** start of Listing **

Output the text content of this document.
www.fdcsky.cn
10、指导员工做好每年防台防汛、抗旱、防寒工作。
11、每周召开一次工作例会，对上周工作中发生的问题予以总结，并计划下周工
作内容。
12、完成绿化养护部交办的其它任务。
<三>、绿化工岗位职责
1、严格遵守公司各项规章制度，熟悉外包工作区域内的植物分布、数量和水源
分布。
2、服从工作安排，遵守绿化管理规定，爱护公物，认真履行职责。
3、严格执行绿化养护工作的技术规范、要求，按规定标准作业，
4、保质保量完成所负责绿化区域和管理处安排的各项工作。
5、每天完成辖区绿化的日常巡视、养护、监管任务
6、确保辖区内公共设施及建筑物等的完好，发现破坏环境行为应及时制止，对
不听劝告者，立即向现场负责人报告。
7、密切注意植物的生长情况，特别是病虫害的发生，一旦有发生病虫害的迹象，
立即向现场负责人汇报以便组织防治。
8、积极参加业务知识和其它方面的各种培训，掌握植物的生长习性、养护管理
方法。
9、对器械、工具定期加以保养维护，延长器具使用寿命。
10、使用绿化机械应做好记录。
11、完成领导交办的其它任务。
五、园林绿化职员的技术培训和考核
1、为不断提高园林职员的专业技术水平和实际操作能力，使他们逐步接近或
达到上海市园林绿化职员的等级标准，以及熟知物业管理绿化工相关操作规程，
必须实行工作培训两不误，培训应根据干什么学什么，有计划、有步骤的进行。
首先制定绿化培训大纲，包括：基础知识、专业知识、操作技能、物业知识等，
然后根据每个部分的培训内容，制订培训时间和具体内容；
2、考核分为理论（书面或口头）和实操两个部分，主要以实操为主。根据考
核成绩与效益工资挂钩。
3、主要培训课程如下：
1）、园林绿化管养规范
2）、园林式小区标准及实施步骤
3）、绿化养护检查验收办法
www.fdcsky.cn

** end of Listing **

Exercise instructions: Copy the data above in full, character for character.

Result of this task:
Output the text content of this document.
www.fdcsky.cn
10、指导员工做好每年防台防汛、抗旱、防寒工作。
11、每周召开一次工作例会，对上周工作中发生的问题予以总结，并计划下周工
作内容。
12、完成绿化养护部交办的其它任务。
<三>、绿化工岗位职责
1、严格遵守公司各项规章制度，熟悉外包工作区域内的植物分布、数量和水源
分布。
2、服从工作安排，遵守绿化管理规定，爱护公物，认真履行职责。
3、严格执行绿化养护工作的技术规范、要求，按规定标准作业，
4、保质保量完成所负责绿化区域和管理处安排的各项工作。
5、每天完成辖区绿化的日常巡视、养护、监管任务
6、确保辖区内公共设施及建筑物等的完好，发现破坏环境行为应及时制止，对
不听劝告者，立即向现场负责人报告。
7、密切注意植物的生长情况，特别是病虫害的发生，一旦有发生病虫害的迹象，
立即向现场负责人汇报以便组织防治。
8、积极参加业务知识和其它方面的各种培训，掌握植物的生长习性、养护管理
方法。
9、对器械、工具定期加以保养维护，延长器具使用寿命。
10、使用绿化机械应做好记录。
11、完成领导交办的其它任务。
五、园林绿化职员的技术培训和考核
1、为不断提高园林职员的专业技术水平和实际操作能力，使他们逐步接近或
达到上海市园林绿化职员的等级标准，以及熟知物业管理绿化工相关操作规程，
必须实行工作培训两不误，培训应根据干什么学什么，有计划、有步骤的进行。
首先制定绿化培训大纲，包括：基础知识、专业知识、操作技能、物业知识等，
然后根据每个部分的培训内容，制订培训时间和具体内容；
2、考核分为理论（书面或口头）和实操两个部分，主要以实操为主。根据考
核成绩与效益工资挂钩。
3、主要培训课程如下：
1）、园林绿化管养规范
2）、园林式小区标准及实施步骤
3）、绿化养护检查验收办法
www.fdcsky.cn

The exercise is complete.